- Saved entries
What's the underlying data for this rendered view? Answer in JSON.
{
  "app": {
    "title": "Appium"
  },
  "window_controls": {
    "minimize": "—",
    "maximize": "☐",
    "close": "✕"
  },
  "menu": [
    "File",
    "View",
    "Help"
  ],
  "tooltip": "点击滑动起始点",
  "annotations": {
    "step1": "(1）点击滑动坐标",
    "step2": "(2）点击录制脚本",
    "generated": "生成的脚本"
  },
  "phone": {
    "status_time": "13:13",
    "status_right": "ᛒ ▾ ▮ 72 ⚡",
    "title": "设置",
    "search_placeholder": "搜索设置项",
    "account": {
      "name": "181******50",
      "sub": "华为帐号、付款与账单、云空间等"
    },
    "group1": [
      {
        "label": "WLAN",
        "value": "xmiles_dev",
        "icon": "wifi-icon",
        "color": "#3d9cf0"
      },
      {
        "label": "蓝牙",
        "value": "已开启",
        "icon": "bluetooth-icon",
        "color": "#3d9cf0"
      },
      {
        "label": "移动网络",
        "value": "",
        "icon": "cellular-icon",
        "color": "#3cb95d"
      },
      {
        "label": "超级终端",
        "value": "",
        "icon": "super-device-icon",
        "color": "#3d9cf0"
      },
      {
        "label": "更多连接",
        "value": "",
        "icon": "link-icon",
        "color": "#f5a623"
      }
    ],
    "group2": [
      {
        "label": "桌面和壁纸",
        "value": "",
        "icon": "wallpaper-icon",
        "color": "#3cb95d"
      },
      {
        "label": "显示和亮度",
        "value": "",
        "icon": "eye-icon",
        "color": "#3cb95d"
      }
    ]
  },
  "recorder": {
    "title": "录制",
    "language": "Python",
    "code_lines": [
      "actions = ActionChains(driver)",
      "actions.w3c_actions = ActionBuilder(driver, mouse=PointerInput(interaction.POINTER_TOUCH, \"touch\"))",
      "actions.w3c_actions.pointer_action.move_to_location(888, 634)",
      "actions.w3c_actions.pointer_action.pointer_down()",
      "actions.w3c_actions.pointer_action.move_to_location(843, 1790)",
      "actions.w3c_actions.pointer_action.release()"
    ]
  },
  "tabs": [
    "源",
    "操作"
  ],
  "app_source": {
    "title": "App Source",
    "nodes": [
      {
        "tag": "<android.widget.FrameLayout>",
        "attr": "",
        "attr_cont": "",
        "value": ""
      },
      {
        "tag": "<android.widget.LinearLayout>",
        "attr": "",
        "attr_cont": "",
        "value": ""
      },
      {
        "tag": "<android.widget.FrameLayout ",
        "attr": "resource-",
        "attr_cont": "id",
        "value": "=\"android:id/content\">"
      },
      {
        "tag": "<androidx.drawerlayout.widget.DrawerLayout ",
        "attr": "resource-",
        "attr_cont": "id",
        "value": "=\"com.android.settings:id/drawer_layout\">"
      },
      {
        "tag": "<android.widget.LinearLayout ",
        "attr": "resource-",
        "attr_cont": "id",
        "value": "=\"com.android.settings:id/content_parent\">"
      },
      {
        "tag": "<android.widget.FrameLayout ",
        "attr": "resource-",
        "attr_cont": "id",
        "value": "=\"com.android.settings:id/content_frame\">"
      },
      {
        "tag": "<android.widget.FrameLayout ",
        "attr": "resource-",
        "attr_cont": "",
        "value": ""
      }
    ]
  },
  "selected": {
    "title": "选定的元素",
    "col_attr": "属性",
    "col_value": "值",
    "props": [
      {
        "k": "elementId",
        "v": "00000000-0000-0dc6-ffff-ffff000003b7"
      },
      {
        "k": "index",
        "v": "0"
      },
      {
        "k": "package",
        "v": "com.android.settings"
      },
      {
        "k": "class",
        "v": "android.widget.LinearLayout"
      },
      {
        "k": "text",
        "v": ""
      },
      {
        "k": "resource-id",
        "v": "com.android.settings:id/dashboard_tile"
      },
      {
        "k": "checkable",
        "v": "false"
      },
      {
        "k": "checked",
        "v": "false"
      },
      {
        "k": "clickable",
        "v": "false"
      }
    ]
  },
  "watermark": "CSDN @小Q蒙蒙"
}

- Aim of the exercise
Show all lines from the listing above in which "driver" appears.

- Written solution
      "actions = ActionChains(driver)",
      "actions.w3c_actions = ActionBuilder(driver, mouse=PointerInput(interaction.POINTER_TOUCH, \"touch\"))",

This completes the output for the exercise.